WRITTEN REQUEST: Copy every entry word for word. Skip the pictures.

── RECORDS FOR THIS EXERCISE ──

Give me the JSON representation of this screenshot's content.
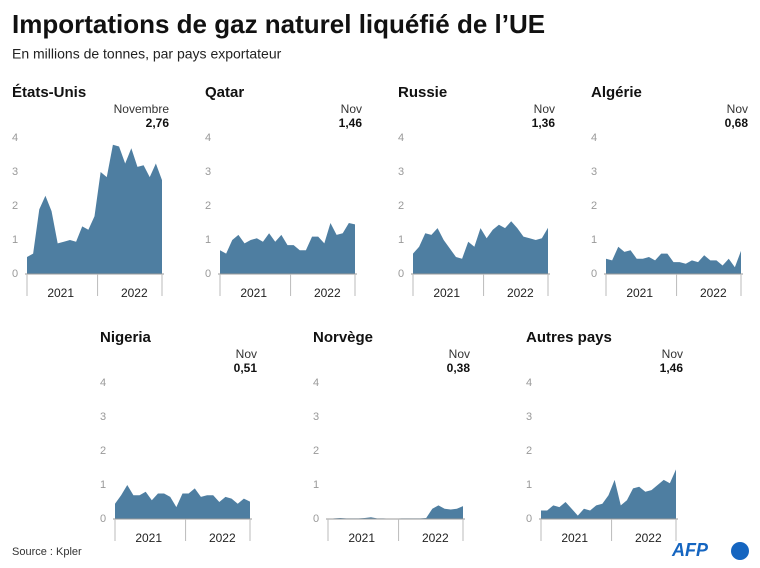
{
  "title": "Importations de gaz naturel liquéfié de l’UE",
  "subtitle": "En millions de tonnes, par pays exportateur",
  "source": "Source : Kpler",
  "credit": "AFP",
  "chart_data": [
    {
      "type": "area",
      "title": "États-Unis",
      "annotation": "Novembre",
      "color": "#4e7ea1",
      "ylim": [
        0,
        4
      ],
      "yticks": [
        0,
        1,
        2,
        3,
        4
      ],
      "grid": false,
      "categories": [
        null,
        null,
        null,
        null,
        null,
        "2021",
        null,
        null,
        null,
        null,
        null,
        null,
        null,
        null,
        null,
        null,
        null,
        "2022",
        null,
        null,
        null,
        null,
        null
      ],
      "values": [
        0.5,
        0.6,
        1.9,
        2.3,
        1.85,
        0.9,
        0.95,
        1.0,
        0.95,
        1.4,
        1.3,
        1.7,
        3.0,
        2.85,
        3.8,
        3.75,
        3.25,
        3.7,
        3.15,
        3.2,
        2.85,
        3.25,
        2.76
      ],
      "value_labels": [
        null,
        null,
        null,
        null,
        null,
        null,
        null,
        null,
        null,
        null,
        null,
        null,
        null,
        null,
        null,
        null,
        null,
        null,
        null,
        null,
        null,
        null,
        "2,76"
      ]
    },
    {
      "type": "area",
      "title": "Qatar",
      "annotation": "Nov",
      "color": "#4e7ea1",
      "ylim": [
        0,
        4
      ],
      "yticks": [
        0,
        1,
        2,
        3,
        4
      ],
      "grid": false,
      "categories": [
        null,
        null,
        null,
        null,
        null,
        "2021",
        null,
        null,
        null,
        null,
        null,
        null,
        null,
        null,
        null,
        null,
        null,
        "2022",
        null,
        null,
        null,
        null,
        null
      ],
      "values": [
        0.7,
        0.6,
        1.0,
        1.15,
        0.9,
        1.0,
        1.05,
        0.95,
        1.2,
        0.95,
        1.15,
        0.85,
        0.85,
        0.7,
        0.7,
        1.1,
        1.1,
        0.9,
        1.5,
        1.15,
        1.2,
        1.5,
        1.46
      ],
      "value_labels": [
        null,
        null,
        null,
        null,
        null,
        null,
        null,
        null,
        null,
        null,
        null,
        null,
        null,
        null,
        null,
        null,
        null,
        null,
        null,
        null,
        null,
        null,
        "1,46"
      ]
    },
    {
      "type": "area",
      "title": "Russie",
      "annotation": "Nov",
      "color": "#4e7ea1",
      "ylim": [
        0,
        4
      ],
      "yticks": [
        0,
        1,
        2,
        3,
        4
      ],
      "grid": false,
      "categories": [
        null,
        null,
        null,
        null,
        null,
        "2021",
        null,
        null,
        null,
        null,
        null,
        null,
        null,
        null,
        null,
        null,
        null,
        "2022",
        null,
        null,
        null,
        null,
        null
      ],
      "values": [
        0.6,
        0.8,
        1.2,
        1.15,
        1.35,
        1.0,
        0.75,
        0.5,
        0.45,
        0.95,
        0.8,
        1.35,
        1.05,
        1.3,
        1.45,
        1.35,
        1.55,
        1.35,
        1.1,
        1.05,
        1.0,
        1.05,
        1.36
      ],
      "value_labels": [
        null,
        null,
        null,
        null,
        null,
        null,
        null,
        null,
        null,
        null,
        null,
        null,
        null,
        null,
        null,
        null,
        null,
        null,
        null,
        null,
        null,
        null,
        "1,36"
      ]
    },
    {
      "type": "area",
      "title": "Algérie",
      "annotation": "Nov",
      "color": "#4e7ea1",
      "ylim": [
        0,
        4
      ],
      "yticks": [
        0,
        1,
        2,
        3,
        4
      ],
      "grid": false,
      "categories": [
        null,
        null,
        null,
        null,
        null,
        "2021",
        null,
        null,
        null,
        null,
        null,
        null,
        null,
        null,
        null,
        null,
        null,
        "2022",
        null,
        null,
        null,
        null,
        null
      ],
      "values": [
        0.45,
        0.4,
        0.8,
        0.65,
        0.7,
        0.45,
        0.45,
        0.5,
        0.4,
        0.6,
        0.6,
        0.35,
        0.35,
        0.3,
        0.4,
        0.35,
        0.55,
        0.4,
        0.4,
        0.25,
        0.45,
        0.2,
        0.68
      ],
      "value_labels": [
        null,
        null,
        null,
        null,
        null,
        null,
        null,
        null,
        null,
        null,
        null,
        null,
        null,
        null,
        null,
        null,
        null,
        null,
        null,
        null,
        null,
        null,
        "0,68"
      ]
    },
    {
      "type": "area",
      "title": "Nigeria",
      "annotation": "Nov",
      "color": "#4e7ea1",
      "ylim": [
        0,
        4
      ],
      "yticks": [
        0,
        1,
        2,
        3,
        4
      ],
      "grid": false,
      "categories": [
        null,
        null,
        null,
        null,
        null,
        "2021",
        null,
        null,
        null,
        null,
        null,
        null,
        null,
        null,
        null,
        null,
        null,
        "2022",
        null,
        null,
        null,
        null,
        null
      ],
      "values": [
        0.45,
        0.7,
        1.0,
        0.7,
        0.7,
        0.8,
        0.55,
        0.75,
        0.75,
        0.65,
        0.35,
        0.75,
        0.75,
        0.9,
        0.65,
        0.7,
        0.7,
        0.5,
        0.65,
        0.6,
        0.45,
        0.6,
        0.51
      ],
      "value_labels": [
        null,
        null,
        null,
        null,
        null,
        null,
        null,
        null,
        null,
        null,
        null,
        null,
        null,
        null,
        null,
        null,
        null,
        null,
        null,
        null,
        null,
        null,
        "0,51"
      ]
    },
    {
      "type": "area",
      "title": "Norvège",
      "annotation": "Nov",
      "color": "#4e7ea1",
      "ylim": [
        0,
        4
      ],
      "yticks": [
        0,
        1,
        2,
        3,
        4
      ],
      "grid": false,
      "categories": [
        null,
        null,
        null,
        null,
        null,
        "2021",
        null,
        null,
        null,
        null,
        null,
        null,
        null,
        null,
        null,
        null,
        null,
        "2022",
        null,
        null,
        null,
        null,
        null
      ],
      "values": [
        0.0,
        0.02,
        0.03,
        0.02,
        0.02,
        0.02,
        0.03,
        0.05,
        0.02,
        0.02,
        0.01,
        0.01,
        0.02,
        0.02,
        0.02,
        0.02,
        0.03,
        0.3,
        0.4,
        0.3,
        0.28,
        0.3,
        0.38
      ],
      "value_labels": [
        null,
        null,
        null,
        null,
        null,
        null,
        null,
        null,
        null,
        null,
        null,
        null,
        null,
        null,
        null,
        null,
        null,
        null,
        null,
        null,
        null,
        null,
        "0,38"
      ]
    },
    {
      "type": "area",
      "title": "Autres pays",
      "annotation": "Nov",
      "color": "#4e7ea1",
      "ylim": [
        0,
        4
      ],
      "yticks": [
        0,
        1,
        2,
        3,
        4
      ],
      "grid": false,
      "categories": [
        null,
        null,
        null,
        null,
        null,
        "2021",
        null,
        null,
        null,
        null,
        null,
        null,
        null,
        null,
        null,
        null,
        null,
        "2022",
        null,
        null,
        null,
        null,
        null
      ],
      "values": [
        0.25,
        0.25,
        0.4,
        0.35,
        0.5,
        0.3,
        0.1,
        0.3,
        0.25,
        0.4,
        0.45,
        0.7,
        1.15,
        0.4,
        0.55,
        0.9,
        0.95,
        0.8,
        0.85,
        1.0,
        1.15,
        1.05,
        1.46
      ],
      "value_labels": [
        null,
        null,
        null,
        null,
        null,
        null,
        null,
        null,
        null,
        null,
        null,
        null,
        null,
        null,
        null,
        null,
        null,
        null,
        null,
        null,
        null,
        null,
        "1,46"
      ]
    }
  ]
}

───

THE REPLY:
Give me the JSON representation of this screenshot's content.
{
  "title": "Importations de gaz naturel liquéfié de l’UE",
  "subtitle": "En millions de tonnes, par pays exportateur",
  "source": "Source : Kpler",
  "credit": "AFP",
  "chart_data": [
    {
      "type": "area",
      "title": "États-Unis",
      "annotation": "Novembre",
      "color": "#4e7ea1",
      "ylim": [
        0,
        4
      ],
      "yticks": [
        0,
        1,
        2,
        3,
        4
      ],
      "grid": false,
      "categories": [
        null,
        null,
        null,
        null,
        null,
        "2021",
        null,
        null,
        null,
        null,
        null,
        null,
        null,
        null,
        null,
        null,
        null,
        "2022",
        null,
        null,
        null,
        null,
        null
      ],
      "values": [
        0.5,
        0.6,
        1.9,
        2.3,
        1.85,
        0.9,
        0.95,
        1.0,
        0.95,
        1.4,
        1.3,
        1.7,
        3.0,
        2.85,
        3.8,
        3.75,
        3.25,
        3.7,
        3.15,
        3.2,
        2.85,
        3.25,
        2.76
      ],
      "value_labels": [
        null,
        null,
        null,
        null,
        null,
        null,
        null,
        null,
        null,
        null,
        null,
        null,
        null,
        null,
        null,
        null,
        null,
        null,
        null,
        null,
        null,
        null,
        "2,76"
      ]
    },
    {
      "type": "area",
      "title": "Qatar",
      "annotation": "Nov",
      "color": "#4e7ea1",
      "ylim": [
        0,
        4
      ],
      "yticks": [
        0,
        1,
        2,
        3,
        4
      ],
      "grid": false,
      "categories": [
        null,
        null,
        null,
        null,
        null,
        "2021",
        null,
        null,
        null,
        null,
        null,
        null,
        null,
        null,
        null,
        null,
        null,
        "2022",
        null,
        null,
        null,
        null,
        null
      ],
      "values": [
        0.7,
        0.6,
        1.0,
        1.15,
        0.9,
        1.0,
        1.05,
        0.95,
        1.2,
        0.95,
        1.15,
        0.85,
        0.85,
        0.7,
        0.7,
        1.1,
        1.1,
        0.9,
        1.5,
        1.15,
        1.2,
        1.5,
        1.46
      ],
      "value_labels": [
        null,
        null,
        null,
        null,
        null,
        null,
        null,
        null,
        null,
        null,
        null,
        null,
        null,
        null,
        null,
        null,
        null,
        null,
        null,
        null,
        null,
        null,
        "1,46"
      ]
    },
    {
      "type": "area",
      "title": "Russie",
      "annotation": "Nov",
      "color": "#4e7ea1",
      "ylim": [
        0,
        4
      ],
      "yticks": [
        0,
        1,
        2,
        3,
        4
      ],
      "grid": false,
      "categories": [
        null,
        null,
        null,
        null,
        null,
        "2021",
        null,
        null,
        null,
        null,
        null,
        null,
        null,
        null,
        null,
        null,
        null,
        "2022",
        null,
        null,
        null,
        null,
        null
      ],
      "values": [
        0.6,
        0.8,
        1.2,
        1.15,
        1.35,
        1.0,
        0.75,
        0.5,
        0.45,
        0.95,
        0.8,
        1.35,
        1.05,
        1.3,
        1.45,
        1.35,
        1.55,
        1.35,
        1.1,
        1.05,
        1.0,
        1.05,
        1.36
      ],
      "value_labels": [
        null,
        null,
        null,
        null,
        null,
        null,
        null,
        null,
        null,
        null,
        null,
        null,
        null,
        null,
        null,
        null,
        null,
        null,
        null,
        null,
        null,
        null,
        "1,36"
      ]
    },
    {
      "type": "area",
      "title": "Algérie",
      "annotation": "Nov",
      "color": "#4e7ea1",
      "ylim": [
        0,
        4
      ],
      "yticks": [
        0,
        1,
        2,
        3,
        4
      ],
      "grid": false,
      "categories": [
        null,
        null,
        null,
        null,
        null,
        "2021",
        null,
        null,
        null,
        null,
        null,
        null,
        null,
        null,
        null,
        null,
        null,
        "2022",
        null,
        null,
        null,
        null,
        null
      ],
      "values": [
        0.45,
        0.4,
        0.8,
        0.65,
        0.7,
        0.45,
        0.45,
        0.5,
        0.4,
        0.6,
        0.6,
        0.35,
        0.35,
        0.3,
        0.4,
        0.35,
        0.55,
        0.4,
        0.4,
        0.25,
        0.45,
        0.2,
        0.68
      ],
      "value_labels": [
        null,
        null,
        null,
        null,
        null,
        null,
        null,
        null,
        null,
        null,
        null,
        null,
        null,
        null,
        null,
        null,
        null,
        null,
        null,
        null,
        null,
        null,
        "0,68"
      ]
    },
    {
      "type": "area",
      "title": "Nigeria",
      "annotation": "Nov",
      "color": "#4e7ea1",
      "ylim": [
        0,
        4
      ],
      "yticks": [
        0,
        1,
        2,
        3,
        4
      ],
      "grid": false,
      "categories": [
        null,
        null,
        null,
        null,
        null,
        "2021",
        null,
        null,
        null,
        null,
        null,
        null,
        null,
        null,
        null,
        null,
        null,
        "2022",
        null,
        null,
        null,
        null,
        null
      ],
      "values": [
        0.45,
        0.7,
        1.0,
        0.7,
        0.7,
        0.8,
        0.55,
        0.75,
        0.75,
        0.65,
        0.35,
        0.75,
        0.75,
        0.9,
        0.65,
        0.7,
        0.7,
        0.5,
        0.65,
        0.6,
        0.45,
        0.6,
        0.51
      ],
      "value_labels": [
        null,
        null,
        null,
        null,
        null,
        null,
        null,
        null,
        null,
        null,
        null,
        null,
        null,
        null,
        null,
        null,
        null,
        null,
        null,
        null,
        null,
        null,
        "0,51"
      ]
    },
    {
      "type": "area",
      "title": "Norvège",
      "annotation": "Nov",
      "color": "#4e7ea1",
      "ylim": [
        0,
        4
      ],
      "yticks": [
        0,
        1,
        2,
        3,
        4
      ],
      "grid": false,
      "categories": [
        null,
        null,
        null,
        null,
        null,
        "2021",
        null,
        null,
        null,
        null,
        null,
        null,
        null,
        null,
        null,
        null,
        null,
        "2022",
        null,
        null,
        null,
        null,
        null
      ],
      "values": [
        0.0,
        0.02,
        0.03,
        0.02,
        0.02,
        0.02,
        0.03,
        0.05,
        0.02,
        0.02,
        0.01,
        0.01,
        0.02,
        0.02,
        0.02,
        0.02,
        0.03,
        0.3,
        0.4,
        0.3,
        0.28,
        0.3,
        0.38
      ],
      "value_labels": [
        null,
        null,
        null,
        null,
        null,
        null,
        null,
        null,
        null,
        null,
        null,
        null,
        null,
        null,
        null,
        null,
        null,
        null,
        null,
        null,
        null,
        null,
        "0,38"
      ]
    },
    {
      "type": "area",
      "title": "Autres pays",
      "annotation": "Nov",
      "color": "#4e7ea1",
      "ylim": [
        0,
        4
      ],
      "yticks": [
        0,
        1,
        2,
        3,
        4
      ],
      "grid": false,
      "categories": [
        null,
        null,
        null,
        null,
        null,
        "2021",
        null,
        null,
        null,
        null,
        null,
        null,
        null,
        null,
        null,
        null,
        null,
        "2022",
        null,
        null,
        null,
        null,
        null
      ],
      "values": [
        0.25,
        0.25,
        0.4,
        0.35,
        0.5,
        0.3,
        0.1,
        0.3,
        0.25,
        0.4,
        0.45,
        0.7,
        1.15,
        0.4,
        0.55,
        0.9,
        0.95,
        0.8,
        0.85,
        1.0,
        1.15,
        1.05,
        1.46
      ],
      "value_labels": [
        null,
        null,
        null,
        null,
        null,
        null,
        null,
        null,
        null,
        null,
        null,
        null,
        null,
        null,
        null,
        null,
        null,
        null,
        null,
        null,
        null,
        null,
        "1,46"
      ]
    }
  ]
}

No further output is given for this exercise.